#### [WHAT IS NEEDED]
Identify each line holding the string "watermark" and copy it.
>> begin GIVEN ENTRIES
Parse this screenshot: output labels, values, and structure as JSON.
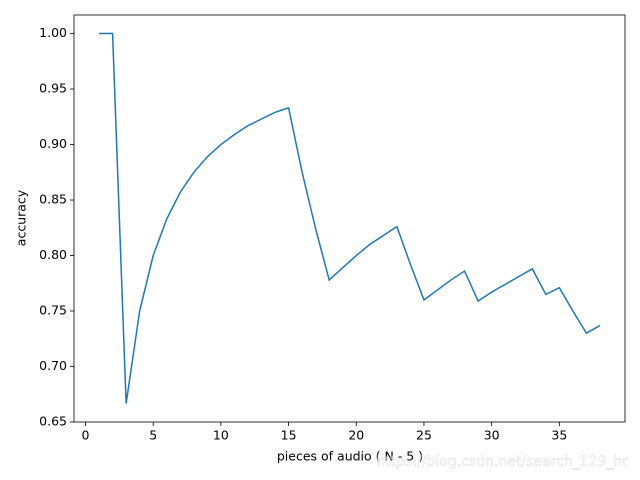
{
  "chart_data": {
    "type": "line",
    "x_label": "pieces of audio ( N - 5 )",
    "y_label": "accuracy",
    "watermark": "https://blog.csdn.net/search_129_hr",
    "x": [
      1,
      2,
      3,
      4,
      5,
      6,
      7,
      8,
      9,
      10,
      11,
      12,
      13,
      14,
      15,
      16,
      17,
      18,
      19,
      20,
      21,
      22,
      23,
      24,
      25,
      26,
      27,
      28,
      29,
      30,
      31,
      32,
      33,
      34,
      35,
      36,
      37,
      38
    ],
    "series": [
      {
        "color": "#1f77b4",
        "values": [
          1.0,
          1.0,
          0.6667,
          0.75,
          0.8,
          0.833,
          0.857,
          0.875,
          0.889,
          0.9,
          0.909,
          0.917,
          0.923,
          0.929,
          0.933,
          0.875,
          0.824,
          0.778,
          0.789,
          0.8,
          0.81,
          0.818,
          0.826,
          0.792,
          0.76,
          0.769,
          0.778,
          0.786,
          0.759,
          0.767,
          0.774,
          0.781,
          0.788,
          0.765,
          0.771,
          0.75,
          0.73,
          0.737
        ]
      }
    ],
    "xlim": [
      -0.85,
      39.85
    ],
    "ylim": [
      0.65,
      1.0167
    ],
    "xticks": [
      0,
      5,
      10,
      15,
      20,
      25,
      30,
      35
    ],
    "yticks": [
      {
        "value": 0.65,
        "label": "0.65"
      },
      {
        "value": 0.7,
        "label": "0.70"
      },
      {
        "value": 0.75,
        "label": "0.75"
      },
      {
        "value": 0.8,
        "label": "0.80"
      },
      {
        "value": 0.85,
        "label": "0.85"
      },
      {
        "value": 0.9,
        "label": "0.90"
      },
      {
        "value": 0.95,
        "label": "0.95"
      },
      {
        "value": 1.0,
        "label": "1.00"
      }
    ]
  }
}
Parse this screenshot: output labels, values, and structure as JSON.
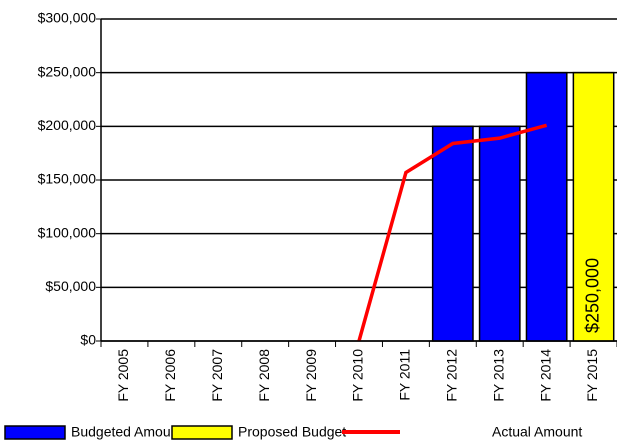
{
  "chart_data": {
    "type": "bar",
    "categories": [
      "FY 2005",
      "FY 2006",
      "FY 2007",
      "FY 2008",
      "FY 2009",
      "FY 2010",
      "FY 2011",
      "FY 2012",
      "FY 2013",
      "FY 2014",
      "FY 2015"
    ],
    "series": [
      {
        "name": "Budgeted Amount",
        "type": "bar",
        "color": "#0000ff",
        "values": [
          null,
          null,
          null,
          null,
          null,
          null,
          null,
          200000,
          200000,
          250000,
          null
        ]
      },
      {
        "name": "Proposed Budget",
        "type": "bar",
        "color": "#ffff00",
        "values": [
          null,
          null,
          null,
          null,
          null,
          null,
          null,
          null,
          null,
          null,
          250000
        ],
        "value_labels": [
          null,
          null,
          null,
          null,
          null,
          null,
          null,
          null,
          null,
          null,
          "$250,000"
        ]
      },
      {
        "name": "Actual Amount",
        "type": "line",
        "color": "#ff0000",
        "values": [
          null,
          null,
          null,
          null,
          null,
          0,
          157000,
          184000,
          189000,
          201000,
          null
        ]
      }
    ],
    "ylim": [
      0,
      300000
    ],
    "yticks": [
      {
        "value": 0,
        "label": "$0"
      },
      {
        "value": 50000,
        "label": "$50,000"
      },
      {
        "value": 100000,
        "label": "$100,000"
      },
      {
        "value": 150000,
        "label": "$150,000"
      },
      {
        "value": 200000,
        "label": "$200,000"
      },
      {
        "value": 250000,
        "label": "$250,000"
      },
      {
        "value": 300000,
        "label": "$300,000"
      }
    ],
    "grid": true,
    "legend": "bottom"
  }
}
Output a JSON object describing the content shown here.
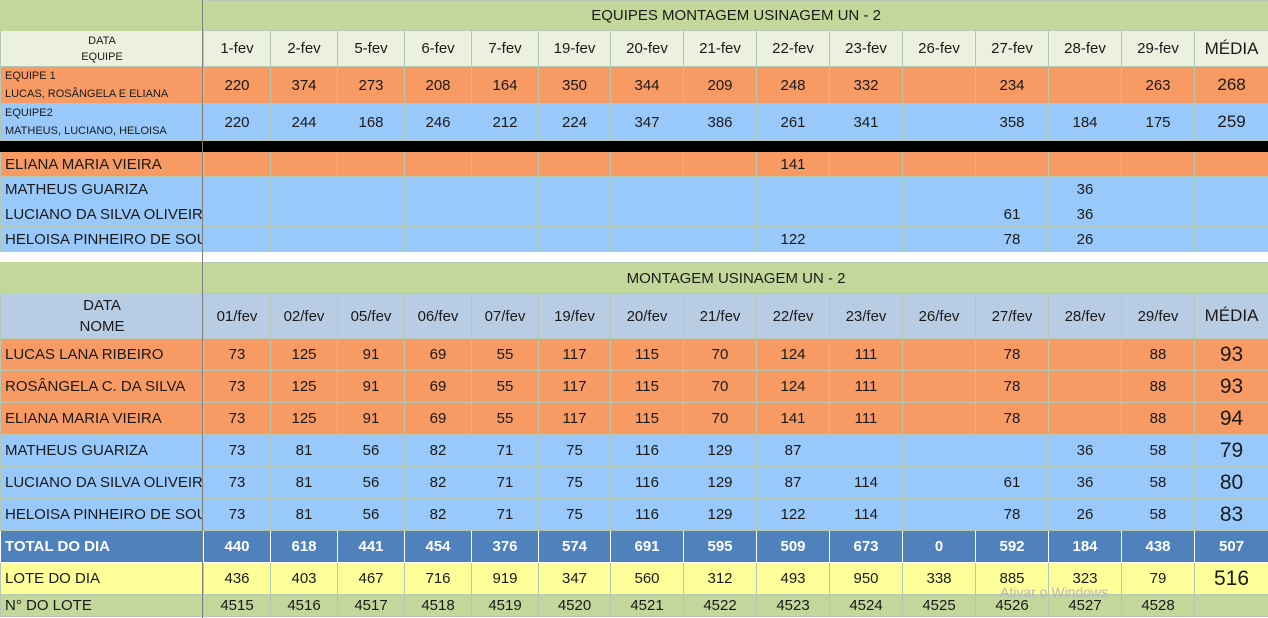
{
  "t1": {
    "title": "EQUIPES MONTAGEM USINAGEM UN - 2",
    "hdr_line1": "DATA",
    "hdr_line2": "EQUIPE",
    "dates": [
      "1-fev",
      "2-fev",
      "5-fev",
      "6-fev",
      "7-fev",
      "19-fev",
      "20-fev",
      "21-fev",
      "22-fev",
      "23-fev",
      "26-fev",
      "27-fev",
      "28-fev",
      "29-fev"
    ],
    "media_label": "MÉDIA",
    "teams": [
      {
        "line1": "EQUIPE 1",
        "line2": "LUCAS, ROSÂNGELA E ELIANA",
        "values": [
          "220",
          "374",
          "273",
          "208",
          "164",
          "350",
          "344",
          "209",
          "248",
          "332",
          "",
          "234",
          "",
          "263"
        ],
        "media": "268"
      },
      {
        "line1": "EQUIPE2",
        "line2": "MATHEUS, LUCIANO, HELOISA",
        "values": [
          "220",
          "244",
          "168",
          "246",
          "212",
          "224",
          "347",
          "386",
          "261",
          "341",
          "",
          "358",
          "184",
          "175"
        ],
        "media": "259"
      }
    ],
    "persons": [
      {
        "name": "ELIANA MARIA VIEIRA",
        "values": [
          "",
          "",
          "",
          "",
          "",
          "",
          "",
          "",
          "141",
          "",
          "",
          "",
          "",
          ""
        ]
      },
      {
        "name": "MATHEUS GUARIZA",
        "values": [
          "",
          "",
          "",
          "",
          "",
          "",
          "",
          "",
          "",
          "",
          "",
          "",
          "36",
          ""
        ]
      },
      {
        "name": "LUCIANO DA SILVA OLIVEIRA",
        "values": [
          "",
          "",
          "",
          "",
          "",
          "",
          "",
          "",
          "",
          "",
          "",
          "61",
          "36",
          ""
        ]
      },
      {
        "name": "HELOISA PINHEIRO DE SOUZA",
        "values": [
          "",
          "",
          "",
          "",
          "",
          "",
          "",
          "",
          "122",
          "",
          "",
          "78",
          "26",
          ""
        ]
      }
    ]
  },
  "t2": {
    "title": "MONTAGEM USINAGEM UN - 2",
    "hdr_line1": "DATA",
    "hdr_line2": "NOME",
    "dates": [
      "01/fev",
      "02/fev",
      "05/fev",
      "06/fev",
      "07/fev",
      "19/fev",
      "20/fev",
      "21/fev",
      "22/fev",
      "23/fev",
      "26/fev",
      "27/fev",
      "28/fev",
      "29/fev"
    ],
    "media_label": "MÉDIA",
    "rows": [
      {
        "name": "LUCAS LANA RIBEIRO",
        "values": [
          "73",
          "125",
          "91",
          "69",
          "55",
          "117",
          "115",
          "70",
          "124",
          "111",
          "",
          "78",
          "",
          "88"
        ],
        "media": "93"
      },
      {
        "name": "ROSÂNGELA C. DA SILVA",
        "values": [
          "73",
          "125",
          "91",
          "69",
          "55",
          "117",
          "115",
          "70",
          "124",
          "111",
          "",
          "78",
          "",
          "88"
        ],
        "media": "93"
      },
      {
        "name": "ELIANA MARIA VIEIRA",
        "values": [
          "73",
          "125",
          "91",
          "69",
          "55",
          "117",
          "115",
          "70",
          "141",
          "111",
          "",
          "78",
          "",
          "88"
        ],
        "media": "94"
      },
      {
        "name": "MATHEUS GUARIZA",
        "values": [
          "73",
          "81",
          "56",
          "82",
          "71",
          "75",
          "116",
          "129",
          "87",
          "",
          "",
          "",
          "36",
          "58"
        ],
        "media": "79"
      },
      {
        "name": "LUCIANO DA SILVA OLIVEIRA",
        "values": [
          "73",
          "81",
          "56",
          "82",
          "71",
          "75",
          "116",
          "129",
          "87",
          "114",
          "",
          "61",
          "36",
          "58"
        ],
        "media": "80"
      },
      {
        "name": "HELOISA PINHEIRO DE SOUZA",
        "values": [
          "73",
          "81",
          "56",
          "82",
          "71",
          "75",
          "116",
          "129",
          "122",
          "114",
          "",
          "78",
          "26",
          "58"
        ],
        "media": "83"
      }
    ],
    "total": {
      "label": "TOTAL DO DIA",
      "values": [
        "440",
        "618",
        "441",
        "454",
        "376",
        "574",
        "691",
        "595",
        "509",
        "673",
        "0",
        "592",
        "184",
        "438"
      ],
      "media": "507"
    },
    "lote": {
      "label": "LOTE DO DIA",
      "values": [
        "436",
        "403",
        "467",
        "716",
        "919",
        "347",
        "560",
        "312",
        "493",
        "950",
        "338",
        "885",
        "323",
        "79"
      ],
      "media": "516"
    },
    "nlote": {
      "label": "N° DO LOTE",
      "values": [
        "4515",
        "4516",
        "4517",
        "4518",
        "4519",
        "4520",
        "4521",
        "4522",
        "4523",
        "4524",
        "4525",
        "4526",
        "4527",
        "4528"
      ],
      "media": ""
    }
  },
  "watermark": "Ativar o Windows",
  "colors": {
    "orange": "#f79a64",
    "blue": "#99c8fa",
    "band": "#c4d79b",
    "total": "#4f81bd",
    "lote": "#ffff99"
  }
}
>> end GIVEN ENTRIES
#### [CORRECT RESULT]
    "watermark": "https://blog.csdn.net/search_129_hr",
  "watermark": "Ativar o Windows",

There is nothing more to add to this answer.